• [WHAT IS NEEDED]
Only lines holding the word "teacher" should be copied from the material.

Begin MATERIAL

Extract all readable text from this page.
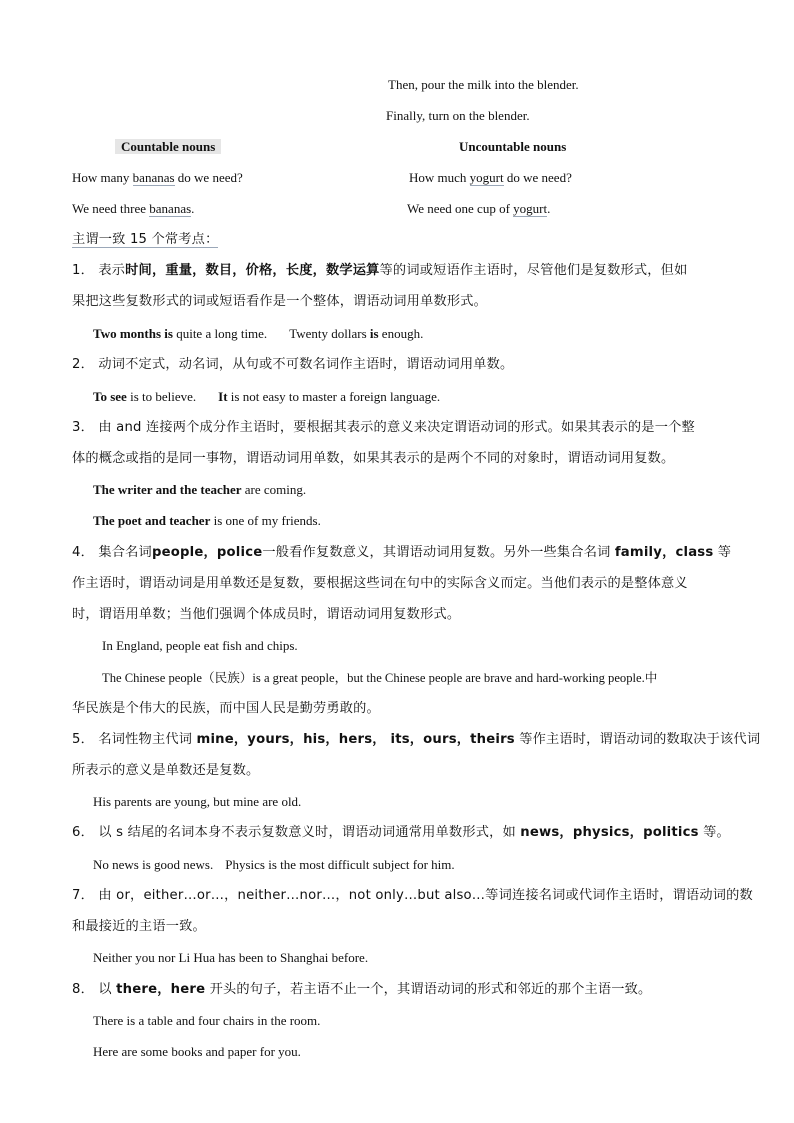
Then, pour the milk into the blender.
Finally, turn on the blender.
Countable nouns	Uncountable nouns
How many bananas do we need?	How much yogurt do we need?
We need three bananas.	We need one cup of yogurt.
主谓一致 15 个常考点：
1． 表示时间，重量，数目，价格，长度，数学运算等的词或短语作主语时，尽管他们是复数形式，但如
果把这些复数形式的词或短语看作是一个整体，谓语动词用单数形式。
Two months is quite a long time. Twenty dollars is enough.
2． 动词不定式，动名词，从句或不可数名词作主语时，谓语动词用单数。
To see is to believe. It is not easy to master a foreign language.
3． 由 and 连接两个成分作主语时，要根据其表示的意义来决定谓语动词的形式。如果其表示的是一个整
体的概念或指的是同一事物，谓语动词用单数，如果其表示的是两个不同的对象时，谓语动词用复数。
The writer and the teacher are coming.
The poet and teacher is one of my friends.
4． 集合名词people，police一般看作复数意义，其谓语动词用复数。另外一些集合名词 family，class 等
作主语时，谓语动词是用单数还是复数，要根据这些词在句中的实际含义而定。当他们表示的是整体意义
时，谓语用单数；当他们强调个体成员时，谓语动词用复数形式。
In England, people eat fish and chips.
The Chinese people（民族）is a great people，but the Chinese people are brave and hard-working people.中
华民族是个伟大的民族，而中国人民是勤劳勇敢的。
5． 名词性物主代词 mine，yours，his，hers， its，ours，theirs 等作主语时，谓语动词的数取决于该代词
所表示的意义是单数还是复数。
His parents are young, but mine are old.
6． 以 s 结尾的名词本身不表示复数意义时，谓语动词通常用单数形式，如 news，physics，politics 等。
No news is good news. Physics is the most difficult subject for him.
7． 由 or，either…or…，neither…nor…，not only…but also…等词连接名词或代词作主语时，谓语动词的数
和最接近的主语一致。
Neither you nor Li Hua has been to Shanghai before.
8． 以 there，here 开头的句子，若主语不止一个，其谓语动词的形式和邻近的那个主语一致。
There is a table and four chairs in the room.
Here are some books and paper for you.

End MATERIAL
Begin MATERIAL

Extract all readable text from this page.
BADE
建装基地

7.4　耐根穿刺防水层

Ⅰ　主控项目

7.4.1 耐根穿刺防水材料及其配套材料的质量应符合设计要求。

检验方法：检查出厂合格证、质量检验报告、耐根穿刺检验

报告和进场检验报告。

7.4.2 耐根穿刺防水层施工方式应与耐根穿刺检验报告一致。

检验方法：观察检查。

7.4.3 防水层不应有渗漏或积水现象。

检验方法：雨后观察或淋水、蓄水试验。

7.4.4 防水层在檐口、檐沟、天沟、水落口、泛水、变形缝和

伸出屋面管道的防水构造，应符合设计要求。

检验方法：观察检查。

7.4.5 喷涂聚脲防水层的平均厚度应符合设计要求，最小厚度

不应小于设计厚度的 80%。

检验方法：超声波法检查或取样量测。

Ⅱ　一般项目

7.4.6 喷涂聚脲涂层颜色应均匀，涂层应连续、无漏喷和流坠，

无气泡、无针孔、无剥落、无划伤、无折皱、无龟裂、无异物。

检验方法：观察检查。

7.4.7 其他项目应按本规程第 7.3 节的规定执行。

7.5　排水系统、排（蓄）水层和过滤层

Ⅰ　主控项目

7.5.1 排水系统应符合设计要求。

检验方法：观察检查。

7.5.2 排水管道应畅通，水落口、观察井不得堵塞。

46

End MATERIAL

• [THE SOLUTION]
The writer and the teacher are coming.
The poet and teacher is one of my friends.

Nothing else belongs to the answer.